> _EXERCISE BRIEF_
Return the whole listing exactly as it stands.

━━━━━━━━━━━━━━━━

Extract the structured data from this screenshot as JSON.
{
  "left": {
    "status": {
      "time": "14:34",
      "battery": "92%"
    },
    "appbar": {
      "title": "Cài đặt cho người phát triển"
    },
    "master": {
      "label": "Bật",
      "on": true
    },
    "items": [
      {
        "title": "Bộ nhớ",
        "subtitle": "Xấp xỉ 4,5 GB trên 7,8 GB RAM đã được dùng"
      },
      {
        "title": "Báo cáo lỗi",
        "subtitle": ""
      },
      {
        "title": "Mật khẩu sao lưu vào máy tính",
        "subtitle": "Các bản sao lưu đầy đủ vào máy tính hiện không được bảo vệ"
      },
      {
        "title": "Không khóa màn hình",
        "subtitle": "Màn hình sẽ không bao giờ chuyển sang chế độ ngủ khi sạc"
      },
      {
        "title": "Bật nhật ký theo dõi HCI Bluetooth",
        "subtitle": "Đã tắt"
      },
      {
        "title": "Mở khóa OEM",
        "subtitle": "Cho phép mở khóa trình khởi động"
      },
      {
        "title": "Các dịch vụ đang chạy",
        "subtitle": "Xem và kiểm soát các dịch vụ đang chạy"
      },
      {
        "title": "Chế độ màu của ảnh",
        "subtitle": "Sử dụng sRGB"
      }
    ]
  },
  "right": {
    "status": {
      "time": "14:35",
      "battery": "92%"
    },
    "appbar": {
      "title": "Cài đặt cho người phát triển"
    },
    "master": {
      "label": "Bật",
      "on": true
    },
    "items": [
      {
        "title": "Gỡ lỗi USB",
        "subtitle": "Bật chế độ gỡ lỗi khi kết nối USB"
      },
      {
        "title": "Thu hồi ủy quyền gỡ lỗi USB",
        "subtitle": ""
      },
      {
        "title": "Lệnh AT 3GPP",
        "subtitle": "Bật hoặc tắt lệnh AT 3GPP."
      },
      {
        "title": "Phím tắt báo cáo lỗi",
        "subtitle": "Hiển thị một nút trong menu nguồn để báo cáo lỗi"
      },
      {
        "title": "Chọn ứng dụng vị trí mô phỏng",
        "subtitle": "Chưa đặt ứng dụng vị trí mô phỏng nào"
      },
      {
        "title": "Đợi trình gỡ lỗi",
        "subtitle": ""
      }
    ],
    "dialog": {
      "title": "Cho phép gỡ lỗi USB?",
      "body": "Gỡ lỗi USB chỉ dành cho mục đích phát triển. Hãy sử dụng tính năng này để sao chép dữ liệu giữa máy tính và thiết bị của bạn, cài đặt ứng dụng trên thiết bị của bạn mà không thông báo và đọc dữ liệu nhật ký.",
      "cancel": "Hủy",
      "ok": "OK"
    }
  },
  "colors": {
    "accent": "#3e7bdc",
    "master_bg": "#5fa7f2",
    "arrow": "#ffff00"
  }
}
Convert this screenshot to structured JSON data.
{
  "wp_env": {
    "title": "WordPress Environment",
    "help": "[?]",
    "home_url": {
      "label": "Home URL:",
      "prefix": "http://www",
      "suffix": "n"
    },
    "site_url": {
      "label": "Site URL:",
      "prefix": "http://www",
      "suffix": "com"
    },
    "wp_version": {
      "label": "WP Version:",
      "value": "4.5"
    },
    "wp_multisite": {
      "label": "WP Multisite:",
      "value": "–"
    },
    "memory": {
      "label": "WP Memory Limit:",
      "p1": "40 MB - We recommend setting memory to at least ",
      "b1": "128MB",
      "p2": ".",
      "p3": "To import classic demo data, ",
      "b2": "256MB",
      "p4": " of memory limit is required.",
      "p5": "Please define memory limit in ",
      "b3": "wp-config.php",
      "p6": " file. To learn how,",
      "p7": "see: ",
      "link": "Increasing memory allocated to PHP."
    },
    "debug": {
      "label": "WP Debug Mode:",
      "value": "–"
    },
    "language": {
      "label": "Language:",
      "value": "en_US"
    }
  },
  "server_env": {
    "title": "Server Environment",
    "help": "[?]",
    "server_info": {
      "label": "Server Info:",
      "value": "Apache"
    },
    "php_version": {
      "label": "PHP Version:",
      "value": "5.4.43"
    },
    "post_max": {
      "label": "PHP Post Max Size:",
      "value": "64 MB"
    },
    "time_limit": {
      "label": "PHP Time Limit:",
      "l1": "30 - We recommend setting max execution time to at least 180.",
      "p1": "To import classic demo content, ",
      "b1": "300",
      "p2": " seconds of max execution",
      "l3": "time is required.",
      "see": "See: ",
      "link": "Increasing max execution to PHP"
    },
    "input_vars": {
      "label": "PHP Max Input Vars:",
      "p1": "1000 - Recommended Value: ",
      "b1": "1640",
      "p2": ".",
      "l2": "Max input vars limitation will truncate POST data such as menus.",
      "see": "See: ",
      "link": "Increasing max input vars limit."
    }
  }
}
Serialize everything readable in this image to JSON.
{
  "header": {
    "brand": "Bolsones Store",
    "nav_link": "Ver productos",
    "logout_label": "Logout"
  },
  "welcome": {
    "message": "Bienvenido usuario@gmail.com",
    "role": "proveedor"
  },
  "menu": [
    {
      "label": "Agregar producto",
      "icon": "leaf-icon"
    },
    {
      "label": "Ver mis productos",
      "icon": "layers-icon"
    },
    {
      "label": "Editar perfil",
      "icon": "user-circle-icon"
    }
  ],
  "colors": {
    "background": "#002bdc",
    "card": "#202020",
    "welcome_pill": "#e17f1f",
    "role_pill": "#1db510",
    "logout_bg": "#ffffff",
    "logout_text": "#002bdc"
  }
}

━━━━━━━━━━━━━━━━

> _CORRECT RESULT_
Extract the structured data from this screenshot as JSON.
{
  "left": {
    "status": {
      "time": "14:34",
      "battery": "92%"
    },
    "appbar": {
      "title": "Cài đặt cho người phát triển"
    },
    "master": {
      "label": "Bật",
      "on": true
    },
    "items": [
      {
        "title": "Bộ nhớ",
        "subtitle": "Xấp xỉ 4,5 GB trên 7,8 GB RAM đã được dùng"
      },
      {
        "title": "Báo cáo lỗi",
        "subtitle": ""
      },
      {
        "title": "Mật khẩu sao lưu vào máy tính",
        "subtitle": "Các bản sao lưu đầy đủ vào máy tính hiện không được bảo vệ"
      },
      {
        "title": "Không khóa màn hình",
        "subtitle": "Màn hình sẽ không bao giờ chuyển sang chế độ ngủ khi sạc"
      },
      {
        "title": "Bật nhật ký theo dõi HCI Bluetooth",
        "subtitle": "Đã tắt"
      },
      {
        "title": "Mở khóa OEM",
        "subtitle": "Cho phép mở khóa trình khởi động"
      },
      {
        "title": "Các dịch vụ đang chạy",
        "subtitle": "Xem và kiểm soát các dịch vụ đang chạy"
      },
      {
        "title": "Chế độ màu của ảnh",
        "subtitle": "Sử dụng sRGB"
      }
    ]
  },
  "right": {
    "status": {
      "time": "14:35",
      "battery": "92%"
    },
    "appbar": {
      "title": "Cài đặt cho người phát triển"
    },
    "master": {
      "label": "Bật",
      "on": true
    },
    "items": [
      {
        "title": "Gỡ lỗi USB",
        "subtitle": "Bật chế độ gỡ lỗi khi kết nối USB"
      },
      {
        "title": "Thu hồi ủy quyền gỡ lỗi USB",
        "subtitle": ""
      },
      {
        "title": "Lệnh AT 3GPP",
        "subtitle": "Bật hoặc tắt lệnh AT 3GPP."
      },
      {
        "title": "Phím tắt báo cáo lỗi",
        "subtitle": "Hiển thị một nút trong menu nguồn để báo cáo lỗi"
      },
      {
        "title": "Chọn ứng dụng vị trí mô phỏng",
        "subtitle": "Chưa đặt ứng dụng vị trí mô phỏng nào"
      },
      {
        "title": "Đợi trình gỡ lỗi",
        "subtitle": ""
      }
    ],
    "dialog": {
      "title": "Cho phép gỡ lỗi USB?",
      "body": "Gỡ lỗi USB chỉ dành cho mục đích phát triển. Hãy sử dụng tính năng này để sao chép dữ liệu giữa máy tính và thiết bị của bạn, cài đặt ứng dụng trên thiết bị của bạn mà không thông báo và đọc dữ liệu nhật ký.",
      "cancel": "Hủy",
      "ok": "OK"
    }
  },
  "colors": {
    "accent": "#3e7bdc",
    "master_bg": "#5fa7f2",
    "arrow": "#ffff00"
  }
}
Convert this screenshot to structured JSON data.
{
  "wp_env": {
    "title": "WordPress Environment",
    "help": "[?]",
    "home_url": {
      "label": "Home URL:",
      "prefix": "http://www",
      "suffix": "n"
    },
    "site_url": {
      "label": "Site URL:",
      "prefix": "http://www",
      "suffix": "com"
    },
    "wp_version": {
      "label": "WP Version:",
      "value": "4.5"
    },
    "wp_multisite": {
      "label": "WP Multisite:",
      "value": "–"
    },
    "memory": {
      "label": "WP Memory Limit:",
      "p1": "40 MB - We recommend setting memory to at least ",
      "b1": "128MB",
      "p2": ".",
      "p3": "To import classic demo data, ",
      "b2": "256MB",
      "p4": " of memory limit is required.",
      "p5": "Please define memory limit in ",
      "b3": "wp-config.php",
      "p6": " file. To learn how,",
      "p7": "see: ",
      "link": "Increasing memory allocated to PHP."
    },
    "debug": {
      "label": "WP Debug Mode:",
      "value": "–"
    },
    "language": {
      "label": "Language:",
      "value": "en_US"
    }
  },
  "server_env": {
    "title": "Server Environment",
    "help": "[?]",
    "server_info": {
      "label": "Server Info:",
      "value": "Apache"
    },
    "php_version": {
      "label": "PHP Version:",
      "value": "5.4.43"
    },
    "post_max": {
      "label": "PHP Post Max Size:",
      "value": "64 MB"
    },
    "time_limit": {
      "label": "PHP Time Limit:",
      "l1": "30 - We recommend setting max execution time to at least 180.",
      "p1": "To import classic demo content, ",
      "b1": "300",
      "p2": " seconds of max execution",
      "l3": "time is required.",
      "see": "See: ",
      "link": "Increasing max execution to PHP"
    },
    "input_vars": {
      "label": "PHP Max Input Vars:",
      "p1": "1000 - Recommended Value: ",
      "b1": "1640",
      "p2": ".",
      "l2": "Max input vars limitation will truncate POST data such as menus.",
      "see": "See: ",
      "link": "Increasing max input vars limit."
    }
  }
}
Serialize everything readable in this image to JSON.
{
  "header": {
    "brand": "Bolsones Store",
    "nav_link": "Ver productos",
    "logout_label": "Logout"
  },
  "welcome": {
    "message": "Bienvenido usuario@gmail.com",
    "role": "proveedor"
  },
  "menu": [
    {
      "label": "Agregar producto",
      "icon": "leaf-icon"
    },
    {
      "label": "Ver mis productos",
      "icon": "layers-icon"
    },
    {
      "label": "Editar perfil",
      "icon": "user-circle-icon"
    }
  ],
  "colors": {
    "background": "#002bdc",
    "card": "#202020",
    "welcome_pill": "#e17f1f",
    "role_pill": "#1db510",
    "logout_bg": "#ffffff",
    "logout_text": "#002bdc"
  }
}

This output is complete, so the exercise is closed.